▸ **What the task asks**
Rewrite the entries below with "x-tick-label" changed to "x-axis-label" everywhere and everything else the same. Leave the pictures out.

▸ **Data for this exercise**
— START —

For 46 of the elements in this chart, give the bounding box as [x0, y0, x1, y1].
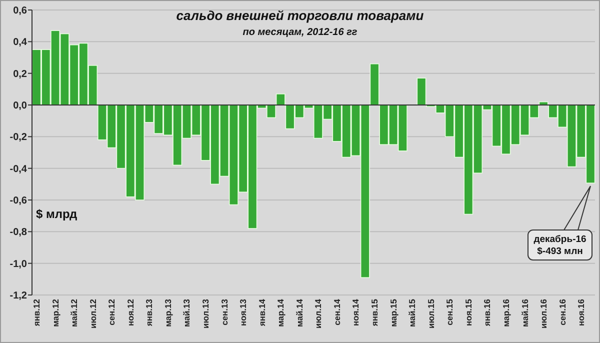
x-tick-label: мар.14: [276, 298, 286, 327]
x-tick-label: мар.16: [500, 298, 511, 327]
x-tick-label: сен.12: [106, 298, 117, 326]
y-axis-title: $ млрд: [36, 207, 78, 221]
x-tick-label: май.13: [182, 298, 192, 327]
x-tick-label: июл.12: [88, 298, 98, 328]
x-tick-label: янв.15: [370, 298, 380, 326]
x-tick-label: янв.14: [256, 298, 267, 326]
y-tick-label: -0,6: [10, 196, 28, 206]
x-tick-label: июл.15: [426, 298, 436, 328]
x-tick-label: июл.13: [200, 298, 210, 328]
x-tick-label: мар.15: [388, 298, 398, 327]
x-tick-label: янв.12: [31, 298, 42, 326]
bar: [276, 94, 286, 106]
x-tick-label: май.12: [69, 298, 80, 327]
x-tick-label: янв.16: [482, 298, 492, 326]
y-tick-label: 0,6: [13, 6, 28, 16]
y-tick-label: -0,4: [10, 164, 28, 175]
x-tick-label: июл.14: [313, 298, 324, 328]
x-tick-label: ноя.16: [576, 298, 586, 326]
x-tick-label: май.14: [294, 298, 304, 327]
y-tick-label: -1,0: [10, 258, 28, 270]
x-tick-label: сен.14: [332, 298, 342, 326]
x-tick-label: мар.12: [50, 298, 60, 327]
y-tick-label: 0,2: [13, 68, 28, 80]
text: по месяцам, 2012-16 гг: [242, 27, 358, 38]
x-tick-label: ноя.14: [350, 298, 361, 326]
y-tick-label: 0,4: [13, 37, 28, 48]
x-tick-label: мар.13: [162, 298, 173, 327]
x-tick-label: май.15: [407, 298, 418, 327]
bar: [416, 78, 426, 106]
x-tick-label: июл.16: [538, 298, 549, 328]
chart-title: сальдо внешней торговли товарами: [176, 8, 424, 23]
annotation: декабрь-16 $-493 млн: [534, 234, 586, 257]
x-tick-label: сен.15: [444, 298, 455, 326]
y-tick-label: -0,2: [10, 132, 28, 144]
x-tick-label: ноя.15: [463, 298, 474, 326]
x-tick-label: ноя.13: [238, 298, 248, 326]
y-tick-label: -1,2: [10, 290, 28, 302]
y-tick-label: -0,8: [10, 227, 28, 238]
x-tick-label: ноя.12: [125, 298, 136, 326]
x-tick-label: май.16: [520, 298, 530, 327]
y-tick-label: 0,0: [13, 100, 28, 112]
x-tick-label: сен.13: [219, 298, 230, 326]
x-tick-label: сен.16: [557, 298, 568, 326]
x-tick-label: янв.13: [144, 298, 154, 326]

— END —

▸ **Expected output**
For 46 of the elements in this chart, give the bounding box as [x0, y0, x1, y1].
x-axis-label: мар.14: [276, 298, 286, 327]
x-axis-label: мар.16: [500, 298, 511, 327]
x-axis-label: сен.12: [106, 298, 117, 326]
y-axis-title: $ млрд: [36, 207, 78, 221]
x-axis-label: май.13: [182, 298, 192, 327]
x-axis-label: июл.12: [88, 298, 98, 328]
x-axis-label: янв.15: [370, 298, 380, 326]
x-axis-label: янв.14: [256, 298, 267, 326]
y-tick-label: -0,6: [10, 196, 28, 206]
x-axis-label: июл.15: [426, 298, 436, 328]
x-axis-label: июл.13: [200, 298, 210, 328]
x-axis-label: мар.15: [388, 298, 398, 327]
x-axis-label: янв.12: [31, 298, 42, 326]
bar: [276, 94, 286, 106]
x-axis-label: май.12: [69, 298, 80, 327]
x-axis-label: янв.16: [482, 298, 492, 326]
y-tick-label: 0,6: [13, 6, 28, 16]
y-tick-label: -0,4: [10, 164, 28, 175]
x-axis-label: июл.14: [313, 298, 324, 328]
x-axis-label: ноя.16: [576, 298, 586, 326]
x-axis-label: май.14: [294, 298, 304, 327]
y-tick-label: -1,0: [10, 258, 28, 270]
x-axis-label: сен.14: [332, 298, 342, 326]
x-axis-label: мар.12: [50, 298, 60, 327]
y-tick-label: 0,2: [13, 68, 28, 80]
text: по месяцам, 2012-16 гг: [242, 27, 358, 38]
x-axis-label: ноя.14: [350, 298, 361, 326]
y-tick-label: 0,4: [13, 37, 28, 48]
x-axis-label: мар.13: [162, 298, 173, 327]
x-axis-label: май.15: [407, 298, 418, 327]
bar: [416, 78, 426, 106]
x-axis-label: июл.16: [538, 298, 549, 328]
chart-title: сальдо внешней торговли товарами: [176, 8, 424, 23]
annotation: декабрь-16 $-493 млн: [534, 234, 586, 257]
x-axis-label: сен.15: [444, 298, 455, 326]
y-tick-label: -0,2: [10, 132, 28, 144]
x-axis-label: ноя.15: [463, 298, 474, 326]
x-axis-label: ноя.13: [238, 298, 248, 326]
y-tick-label: -1,2: [10, 290, 28, 302]
y-tick-label: -0,8: [10, 227, 28, 238]
x-axis-label: ноя.12: [125, 298, 136, 326]
x-axis-label: май.16: [520, 298, 530, 327]
y-tick-label: 0,0: [13, 100, 28, 112]
x-axis-label: сен.13: [219, 298, 230, 326]
x-axis-label: сен.16: [557, 298, 568, 326]
x-axis-label: янв.13: [144, 298, 154, 326]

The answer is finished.